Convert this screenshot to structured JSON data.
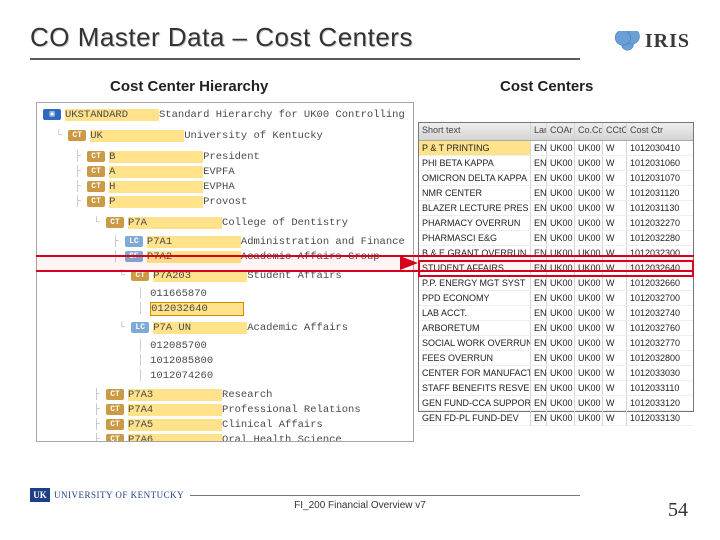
{
  "title": "CO Master Data – Cost Centers",
  "logo_text": "IRIS",
  "subheading_left": "Cost Center Hierarchy",
  "subheading_right": "Cost Centers",
  "hierarchy": {
    "root": {
      "code": "UKSTANDARD",
      "desc": "Standard Hierarchy for UK00 Controlling"
    },
    "uk": {
      "code": "UK",
      "desc": "University of Kentucky"
    },
    "groups1": [
      {
        "code": "B",
        "desc": "President"
      },
      {
        "code": "A",
        "desc": "EVPFA"
      },
      {
        "code": "H",
        "desc": "EVPHA"
      },
      {
        "code": "P",
        "desc": "Provost"
      }
    ],
    "p7a": {
      "code": "P7A",
      "desc": "College of Dentistry"
    },
    "p7a_children": [
      {
        "badge": "LC",
        "code": "P7A1",
        "desc": "Administration and Finance"
      },
      {
        "badge": "SF",
        "code": "P7A2",
        "desc": "Academic Affairs Group"
      }
    ],
    "p7a203": {
      "code": "P7A203",
      "desc": "Student Affairs"
    },
    "p7a203_leaves": [
      "011665870",
      "012032640"
    ],
    "p7a_un": {
      "code": "P7A UN",
      "desc": "Academic Affairs"
    },
    "p7a_un_leaves": [
      "012085700",
      "1012085800",
      "1012074260"
    ],
    "groups2": [
      {
        "code": "P7A3",
        "desc": "Research"
      },
      {
        "code": "P7A4",
        "desc": "Professional Relations"
      },
      {
        "code": "P7A5",
        "desc": "Clinical Affairs"
      },
      {
        "code": "P7A6",
        "desc": "Oral Health Science"
      },
      {
        "code": "P7A7",
        "desc": "Oral Health Practice"
      }
    ]
  },
  "table": {
    "headers": {
      "c1": "Short text",
      "c2": "Language",
      "c3": "COAr",
      "c4": "Co.Cd",
      "c5": "CCtC",
      "c6": "Cost Ctr"
    },
    "rows": [
      {
        "name": "P & T PRINTING",
        "lang": "EN",
        "coar": "UK00",
        "cocd": "UK00",
        "cctc": "W",
        "ctr": "1012030410",
        "hl": true
      },
      {
        "name": "PHI BETA KAPPA",
        "lang": "EN",
        "coar": "UK00",
        "cocd": "UK00",
        "cctc": "W",
        "ctr": "1012031060"
      },
      {
        "name": "OMICRON DELTA KAPPA",
        "lang": "EN",
        "coar": "UK00",
        "cocd": "UK00",
        "cctc": "W",
        "ctr": "1012031070"
      },
      {
        "name": "NMR CENTER",
        "lang": "EN",
        "coar": "UK00",
        "cocd": "UK00",
        "cctc": "W",
        "ctr": "1012031120"
      },
      {
        "name": "BLAZER LECTURE PRES",
        "lang": "EN",
        "coar": "UK00",
        "cocd": "UK00",
        "cctc": "W",
        "ctr": "1012031130"
      },
      {
        "name": "PHARMACY OVERRUN",
        "lang": "EN",
        "coar": "UK00",
        "cocd": "UK00",
        "cctc": "W",
        "ctr": "1012032270"
      },
      {
        "name": "PHARMASCI E&G",
        "lang": "EN",
        "coar": "UK00",
        "cocd": "UK00",
        "cctc": "W",
        "ctr": "1012032280"
      },
      {
        "name": "B & E GRANT OVERRUN",
        "lang": "EN",
        "coar": "UK00",
        "cocd": "UK00",
        "cctc": "W",
        "ctr": "1012032300"
      },
      {
        "name": "STUDENT AFFAIRS",
        "lang": "EN",
        "coar": "UK00",
        "cocd": "UK00",
        "cctc": "W",
        "ctr": "1012032640",
        "highlight": true
      },
      {
        "name": "P.P. ENERGY MGT SYST",
        "lang": "EN",
        "coar": "UK00",
        "cocd": "UK00",
        "cctc": "W",
        "ctr": "1012032660"
      },
      {
        "name": "PPD ECONOMY",
        "lang": "EN",
        "coar": "UK00",
        "cocd": "UK00",
        "cctc": "W",
        "ctr": "1012032700"
      },
      {
        "name": "LAB ACCT.",
        "lang": "EN",
        "coar": "UK00",
        "cocd": "UK00",
        "cctc": "W",
        "ctr": "1012032740"
      },
      {
        "name": "ARBORETUM",
        "lang": "EN",
        "coar": "UK00",
        "cocd": "UK00",
        "cctc": "W",
        "ctr": "1012032760"
      },
      {
        "name": "SOCIAL WORK OVERRUN",
        "lang": "EN",
        "coar": "UK00",
        "cocd": "UK00",
        "cctc": "W",
        "ctr": "1012032770"
      },
      {
        "name": "FEES OVERRUN",
        "lang": "EN",
        "coar": "UK00",
        "cocd": "UK00",
        "cctc": "W",
        "ctr": "1012032800"
      },
      {
        "name": "CENTER FOR MANUFACTR",
        "lang": "EN",
        "coar": "UK00",
        "cocd": "UK00",
        "cctc": "W",
        "ctr": "1012033030"
      },
      {
        "name": "STAFF BENEFITS RESVE",
        "lang": "EN",
        "coar": "UK00",
        "cocd": "UK00",
        "cctc": "W",
        "ctr": "1012033110"
      },
      {
        "name": "GEN FUND-CCA SUPPORT",
        "lang": "EN",
        "coar": "UK00",
        "cocd": "UK00",
        "cctc": "W",
        "ctr": "1012033120"
      },
      {
        "name": "GEN FD-PL FUND-DEV",
        "lang": "EN",
        "coar": "UK00",
        "cocd": "UK00",
        "cctc": "W",
        "ctr": "1012033130"
      }
    ]
  },
  "footer": {
    "uk_text": "UNIVERSITY OF KENTUCKY",
    "center": "FI_200 Financial Overview v7",
    "page": "54"
  }
}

▶ _WHAT YOU NEED TO DO_
Check each line of the records for the word "Oral" and extract those that contain it.

▶ _EXPECTED ANSWER_
        "desc": "Oral Health Science"
        "desc": "Oral Health Practice"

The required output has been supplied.